• **Instruction**: Filter the listing below, copying every line in which the word "Select" appears.

• **Records shown**:
━━━━━━━━

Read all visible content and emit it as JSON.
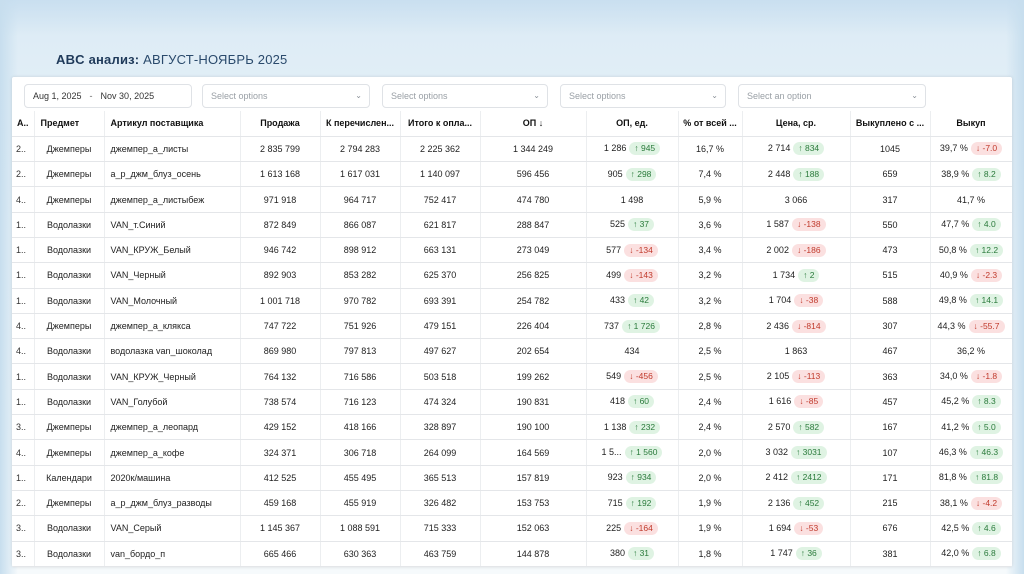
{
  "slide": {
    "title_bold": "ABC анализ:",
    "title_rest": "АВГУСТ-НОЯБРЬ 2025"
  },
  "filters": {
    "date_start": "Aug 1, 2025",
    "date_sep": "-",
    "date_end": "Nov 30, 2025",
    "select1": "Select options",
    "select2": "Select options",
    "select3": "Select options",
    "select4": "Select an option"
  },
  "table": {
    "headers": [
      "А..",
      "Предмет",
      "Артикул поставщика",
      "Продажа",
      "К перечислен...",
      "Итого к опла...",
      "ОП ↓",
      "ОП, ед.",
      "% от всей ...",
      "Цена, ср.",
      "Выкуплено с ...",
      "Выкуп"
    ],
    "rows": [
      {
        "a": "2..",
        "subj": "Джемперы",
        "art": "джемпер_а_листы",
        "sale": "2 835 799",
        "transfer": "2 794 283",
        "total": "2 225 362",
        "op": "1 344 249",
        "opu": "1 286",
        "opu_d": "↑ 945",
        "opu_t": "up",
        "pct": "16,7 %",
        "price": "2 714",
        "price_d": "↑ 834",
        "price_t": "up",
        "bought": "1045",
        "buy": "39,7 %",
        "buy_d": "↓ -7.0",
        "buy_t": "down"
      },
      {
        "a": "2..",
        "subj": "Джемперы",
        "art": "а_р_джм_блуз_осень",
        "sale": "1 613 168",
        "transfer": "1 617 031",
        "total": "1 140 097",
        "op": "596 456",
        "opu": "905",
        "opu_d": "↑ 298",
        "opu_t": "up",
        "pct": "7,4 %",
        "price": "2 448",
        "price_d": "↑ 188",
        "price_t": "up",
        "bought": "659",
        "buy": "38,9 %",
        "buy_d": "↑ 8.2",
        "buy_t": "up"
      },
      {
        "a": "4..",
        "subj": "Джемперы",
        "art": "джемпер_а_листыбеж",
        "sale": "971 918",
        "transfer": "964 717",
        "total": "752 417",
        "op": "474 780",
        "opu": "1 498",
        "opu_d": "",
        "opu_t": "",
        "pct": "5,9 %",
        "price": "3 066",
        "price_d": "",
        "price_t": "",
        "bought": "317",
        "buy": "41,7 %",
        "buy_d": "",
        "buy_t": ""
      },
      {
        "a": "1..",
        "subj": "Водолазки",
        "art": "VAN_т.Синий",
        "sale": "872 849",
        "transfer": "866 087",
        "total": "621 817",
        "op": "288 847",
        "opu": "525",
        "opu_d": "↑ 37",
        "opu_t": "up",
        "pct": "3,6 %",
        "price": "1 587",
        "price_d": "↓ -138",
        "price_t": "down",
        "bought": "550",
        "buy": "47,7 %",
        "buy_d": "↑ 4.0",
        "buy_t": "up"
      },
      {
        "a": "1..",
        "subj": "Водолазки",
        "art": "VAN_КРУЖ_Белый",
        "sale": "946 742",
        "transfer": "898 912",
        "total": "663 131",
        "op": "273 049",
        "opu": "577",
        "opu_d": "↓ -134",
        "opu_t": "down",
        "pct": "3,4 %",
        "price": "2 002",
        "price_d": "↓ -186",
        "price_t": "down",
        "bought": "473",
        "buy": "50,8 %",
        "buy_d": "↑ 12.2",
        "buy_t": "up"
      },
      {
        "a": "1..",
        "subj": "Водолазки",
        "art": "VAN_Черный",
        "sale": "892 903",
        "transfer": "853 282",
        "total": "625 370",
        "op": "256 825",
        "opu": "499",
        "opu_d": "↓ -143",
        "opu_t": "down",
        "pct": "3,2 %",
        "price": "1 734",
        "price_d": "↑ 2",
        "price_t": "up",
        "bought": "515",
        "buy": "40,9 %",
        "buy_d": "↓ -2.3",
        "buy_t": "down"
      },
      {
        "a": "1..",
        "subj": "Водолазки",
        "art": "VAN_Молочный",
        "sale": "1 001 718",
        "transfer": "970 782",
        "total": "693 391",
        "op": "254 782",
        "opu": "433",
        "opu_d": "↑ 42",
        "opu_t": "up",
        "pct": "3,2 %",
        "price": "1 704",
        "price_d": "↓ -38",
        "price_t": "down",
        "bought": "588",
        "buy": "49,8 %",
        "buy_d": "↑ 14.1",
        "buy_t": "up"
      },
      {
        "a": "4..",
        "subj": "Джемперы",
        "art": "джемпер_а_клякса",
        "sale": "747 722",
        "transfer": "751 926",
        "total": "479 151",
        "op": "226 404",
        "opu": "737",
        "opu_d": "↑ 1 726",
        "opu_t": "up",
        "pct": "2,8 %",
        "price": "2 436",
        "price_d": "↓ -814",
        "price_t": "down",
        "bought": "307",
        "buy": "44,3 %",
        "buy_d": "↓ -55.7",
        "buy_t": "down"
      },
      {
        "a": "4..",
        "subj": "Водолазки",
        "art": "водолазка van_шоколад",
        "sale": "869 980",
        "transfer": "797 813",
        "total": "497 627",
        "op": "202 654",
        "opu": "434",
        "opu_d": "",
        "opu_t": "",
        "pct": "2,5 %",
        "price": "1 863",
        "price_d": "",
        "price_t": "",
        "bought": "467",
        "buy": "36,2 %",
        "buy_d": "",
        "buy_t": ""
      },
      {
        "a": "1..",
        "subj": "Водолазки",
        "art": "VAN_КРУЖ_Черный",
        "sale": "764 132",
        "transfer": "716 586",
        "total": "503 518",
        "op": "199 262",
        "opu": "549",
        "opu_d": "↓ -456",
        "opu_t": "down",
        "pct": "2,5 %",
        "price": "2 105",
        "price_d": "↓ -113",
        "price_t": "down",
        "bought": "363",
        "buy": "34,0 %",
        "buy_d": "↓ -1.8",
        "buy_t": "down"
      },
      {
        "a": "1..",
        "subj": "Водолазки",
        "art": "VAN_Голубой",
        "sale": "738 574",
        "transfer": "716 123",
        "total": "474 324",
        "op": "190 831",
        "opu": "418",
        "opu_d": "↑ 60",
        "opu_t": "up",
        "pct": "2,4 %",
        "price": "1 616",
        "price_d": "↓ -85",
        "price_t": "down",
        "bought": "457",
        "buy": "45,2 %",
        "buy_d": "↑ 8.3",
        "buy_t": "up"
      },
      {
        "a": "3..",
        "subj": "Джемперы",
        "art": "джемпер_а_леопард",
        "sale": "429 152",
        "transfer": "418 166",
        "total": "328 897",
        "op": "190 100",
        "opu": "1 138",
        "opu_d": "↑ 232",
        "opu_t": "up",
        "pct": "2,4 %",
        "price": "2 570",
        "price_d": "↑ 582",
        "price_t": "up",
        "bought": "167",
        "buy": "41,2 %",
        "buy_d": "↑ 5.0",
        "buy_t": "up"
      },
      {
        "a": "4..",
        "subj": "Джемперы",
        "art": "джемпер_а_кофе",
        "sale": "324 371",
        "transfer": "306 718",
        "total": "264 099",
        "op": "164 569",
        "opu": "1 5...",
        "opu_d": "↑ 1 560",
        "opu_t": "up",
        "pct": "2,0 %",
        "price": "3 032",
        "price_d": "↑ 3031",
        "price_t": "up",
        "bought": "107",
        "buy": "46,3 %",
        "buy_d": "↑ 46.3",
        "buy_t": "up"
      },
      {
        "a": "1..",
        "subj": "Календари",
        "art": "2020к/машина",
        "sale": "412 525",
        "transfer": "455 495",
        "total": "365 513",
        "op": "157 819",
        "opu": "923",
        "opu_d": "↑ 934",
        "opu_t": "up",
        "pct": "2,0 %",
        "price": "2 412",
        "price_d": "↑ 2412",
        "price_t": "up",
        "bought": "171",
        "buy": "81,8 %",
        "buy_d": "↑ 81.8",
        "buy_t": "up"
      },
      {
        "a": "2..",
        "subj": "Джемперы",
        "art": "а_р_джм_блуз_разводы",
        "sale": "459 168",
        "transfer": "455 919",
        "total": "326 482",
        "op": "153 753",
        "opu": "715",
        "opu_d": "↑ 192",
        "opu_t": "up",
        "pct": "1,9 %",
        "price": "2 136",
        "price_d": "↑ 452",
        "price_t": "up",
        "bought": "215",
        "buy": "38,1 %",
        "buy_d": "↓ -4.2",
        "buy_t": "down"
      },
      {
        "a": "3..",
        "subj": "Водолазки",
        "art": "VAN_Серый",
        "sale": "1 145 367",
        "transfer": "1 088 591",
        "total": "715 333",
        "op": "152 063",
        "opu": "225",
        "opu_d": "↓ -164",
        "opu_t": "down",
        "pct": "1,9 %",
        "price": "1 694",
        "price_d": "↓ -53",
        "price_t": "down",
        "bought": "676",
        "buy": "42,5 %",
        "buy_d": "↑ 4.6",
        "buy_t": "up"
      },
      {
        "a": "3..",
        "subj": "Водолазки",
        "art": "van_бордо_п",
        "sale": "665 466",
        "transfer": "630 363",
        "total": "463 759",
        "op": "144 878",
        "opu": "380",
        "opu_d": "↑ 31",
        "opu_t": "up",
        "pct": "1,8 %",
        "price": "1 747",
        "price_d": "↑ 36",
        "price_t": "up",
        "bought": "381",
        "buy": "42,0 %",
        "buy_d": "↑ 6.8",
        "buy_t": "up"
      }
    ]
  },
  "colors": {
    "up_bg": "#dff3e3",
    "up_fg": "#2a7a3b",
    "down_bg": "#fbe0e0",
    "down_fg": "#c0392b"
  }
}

━━━━━━━━

• **Output below**:
    "select1": "Select options",
    "select2": "Select options",
    "select3": "Select options",
    "select4": "Select an option"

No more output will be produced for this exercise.